Task instructions: Each entry should be quoted word for word, including every mark of punctuation.

>>>

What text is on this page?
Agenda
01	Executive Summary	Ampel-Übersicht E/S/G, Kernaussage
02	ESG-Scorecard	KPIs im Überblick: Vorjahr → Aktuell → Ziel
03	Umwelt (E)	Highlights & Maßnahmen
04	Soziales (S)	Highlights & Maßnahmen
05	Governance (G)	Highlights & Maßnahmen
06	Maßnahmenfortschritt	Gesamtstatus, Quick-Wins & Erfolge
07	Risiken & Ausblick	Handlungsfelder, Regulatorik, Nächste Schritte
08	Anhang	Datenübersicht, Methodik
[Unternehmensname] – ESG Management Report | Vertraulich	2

<<<

Result for this task:
What text is on this page?
Agenda
01	Executive Summary	Ampel-Übersicht E/S/G, Kernaussage
02	ESG-Scorecard	KPIs im Überblick: Vorjahr → Aktuell → Ziel
03	Umwelt (E)	Highlights & Maßnahmen
04	Soziales (S)	Highlights & Maßnahmen
05	Governance (G)	Highlights & Maßnahmen
06	Maßnahmenfortschritt	Gesamtstatus, Quick-Wins & Erfolge
07	Risiken & Ausblick	Handlungsfelder, Regulatorik, Nächste Schritte
08	Anhang	Datenübersicht, Methodik
[Unternehmensname] – ESG Management Report | Vertraulich	2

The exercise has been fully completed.